TASK OBJECTIVE:
Rewrite the records below with every instance of "sender-name" changed to "author-name" and all other text left unchanged. Omit the pictures from the output.

Saved data entries:
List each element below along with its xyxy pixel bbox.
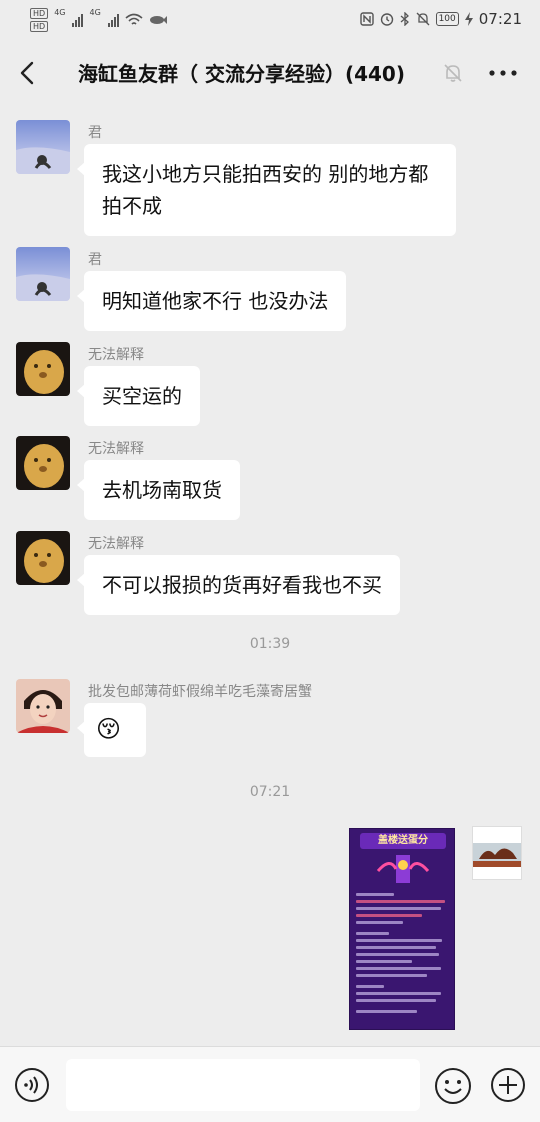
sender-name: 无法解释	[88, 441, 144, 457]
chat-header: 海缸鱼友群（ 交流分享经验）(440)	[0, 40, 540, 106]
charging-icon	[464, 12, 473, 26]
message-bubble[interactable]: 明知道他家不行 也没办法	[76, 271, 347, 331]
avatar[interactable]	[16, 531, 70, 585]
signal-icon-1	[72, 13, 84, 27]
network-label-1: 4G	[54, 8, 66, 17]
hd-badges: HD HD	[30, 8, 49, 32]
avatar[interactable]	[16, 120, 70, 174]
bell-muted-icon	[444, 64, 462, 82]
avatar[interactable]	[16, 679, 70, 733]
status-right: 100 07:21	[359, 10, 522, 28]
nfc-icon	[359, 12, 374, 26]
poster-title: 盖楼送蛋分	[360, 833, 446, 849]
sender-name: 无法解释	[88, 347, 144, 363]
timestamp: 01:39	[249, 636, 291, 652]
fish-icon	[149, 16, 167, 24]
status-bar: HD HD 4G 4G 100 07:21	[0, 0, 540, 40]
battery-indicator: 100	[435, 12, 459, 26]
status-left: HD HD 4G 4G	[30, 8, 167, 32]
plus-circle-icon[interactable]	[490, 1067, 526, 1103]
sender-name: 君	[88, 125, 102, 141]
sender-name: 无法解释	[88, 536, 144, 552]
more-options-button[interactable]	[486, 60, 520, 86]
avatar[interactable]	[16, 436, 70, 490]
message-bubble[interactable]: 我这小地方只能拍西安的 别的地方都拍不成	[77, 144, 456, 236]
poster-graphic	[376, 855, 430, 883]
hd-badge-2: HD	[30, 21, 49, 32]
message-bubble[interactable]: 买空运的	[77, 366, 200, 426]
smiley-icon[interactable]	[434, 1067, 472, 1105]
voice-icon[interactable]	[14, 1067, 50, 1103]
signal-icon-2	[107, 13, 119, 27]
wifi-icon	[125, 13, 143, 25]
message-input[interactable]	[66, 1059, 420, 1111]
avatar[interactable]	[16, 342, 70, 396]
silent-bell-icon	[416, 12, 430, 26]
avatar[interactable]	[16, 247, 70, 301]
sent-image-poster[interactable]: 盖楼送蛋分	[349, 828, 455, 1030]
hd-badge-1: HD	[30, 8, 49, 19]
emoji-bubble[interactable]: 😚	[77, 703, 146, 757]
message-bubble[interactable]: 去机场南取货	[77, 460, 240, 520]
timestamp: 07:21	[249, 784, 291, 800]
sender-name: 批发包邮薄荷虾假绵羊吃毛藻寄居蟹	[88, 684, 312, 700]
status-time: 07:21	[478, 10, 522, 28]
alarm-icon	[380, 13, 393, 26]
input-bar	[0, 1046, 540, 1122]
bluetooth-icon	[400, 12, 409, 26]
group-title: 海缸鱼友群（ 交流分享经验）(440)	[78, 62, 405, 86]
poster-text-block	[356, 889, 450, 1017]
network-label-2: 4G	[89, 8, 101, 17]
message-bubble[interactable]: 不可以报损的货再好看我也不买	[77, 555, 400, 615]
sender-avatar[interactable]	[472, 826, 522, 880]
sender-name: 君	[88, 252, 102, 268]
back-button[interactable]	[14, 58, 44, 88]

EXERCISE RESPONSE:
List each element below along with its xyxy pixel bbox.
author-name: 无法解释	[88, 441, 144, 457]
chat-header: 海缸鱼友群（ 交流分享经验）(440)	[0, 40, 540, 106]
charging-icon	[464, 12, 473, 26]
message-bubble[interactable]: 明知道他家不行 也没办法	[76, 271, 347, 331]
avatar[interactable]	[16, 531, 70, 585]
signal-icon-1	[72, 13, 84, 27]
network-label-1: 4G	[54, 8, 66, 17]
hd-badges: HD HD	[30, 8, 49, 32]
avatar[interactable]	[16, 120, 70, 174]
bell-muted-icon	[444, 64, 462, 82]
avatar[interactable]	[16, 679, 70, 733]
status-right: 100 07:21	[359, 10, 522, 28]
nfc-icon	[359, 12, 374, 26]
poster-title: 盖楼送蛋分	[360, 833, 446, 849]
author-name: 无法解释	[88, 347, 144, 363]
timestamp: 01:39	[249, 636, 291, 652]
fish-icon	[149, 16, 167, 24]
status-bar: HD HD 4G 4G 100 07:21	[0, 0, 540, 40]
battery-indicator: 100	[435, 12, 459, 26]
status-left: HD HD 4G 4G	[30, 8, 167, 32]
plus-circle-icon[interactable]	[490, 1067, 526, 1103]
author-name: 君	[88, 125, 102, 141]
author-name: 无法解释	[88, 536, 144, 552]
more-options-button[interactable]	[486, 60, 520, 86]
avatar[interactable]	[16, 436, 70, 490]
message-bubble[interactable]: 我这小地方只能拍西安的 别的地方都拍不成	[77, 144, 456, 236]
poster-graphic	[376, 855, 430, 883]
hd-badge-2: HD	[30, 21, 49, 32]
message-bubble[interactable]: 买空运的	[77, 366, 200, 426]
smiley-icon[interactable]	[434, 1067, 472, 1105]
voice-icon[interactable]	[14, 1067, 50, 1103]
signal-icon-2	[107, 13, 119, 27]
wifi-icon	[125, 13, 143, 25]
message-input[interactable]	[66, 1059, 420, 1111]
avatar[interactable]	[16, 342, 70, 396]
silent-bell-icon	[416, 12, 430, 26]
avatar[interactable]	[16, 247, 70, 301]
sent-image-poster[interactable]: 盖楼送蛋分	[349, 828, 455, 1030]
hd-badge-1: HD	[30, 8, 49, 19]
emoji-bubble[interactable]: 😚	[77, 703, 146, 757]
message-bubble[interactable]: 去机场南取货	[77, 460, 240, 520]
timestamp: 07:21	[249, 784, 291, 800]
author-name: 批发包邮薄荷虾假绵羊吃毛藻寄居蟹	[88, 684, 312, 700]
status-time: 07:21	[478, 10, 522, 28]
alarm-icon	[380, 13, 393, 26]
input-bar	[0, 1046, 540, 1122]
bluetooth-icon	[400, 12, 409, 26]
group-title: 海缸鱼友群（ 交流分享经验）(440)	[78, 62, 405, 86]
poster-text-block	[356, 889, 450, 1017]
network-label-2: 4G	[89, 8, 101, 17]
message-bubble[interactable]: 不可以报损的货再好看我也不买	[77, 555, 400, 615]
sender-avatar[interactable]	[472, 826, 522, 880]
author-name: 君	[88, 252, 102, 268]
back-button[interactable]	[14, 58, 44, 88]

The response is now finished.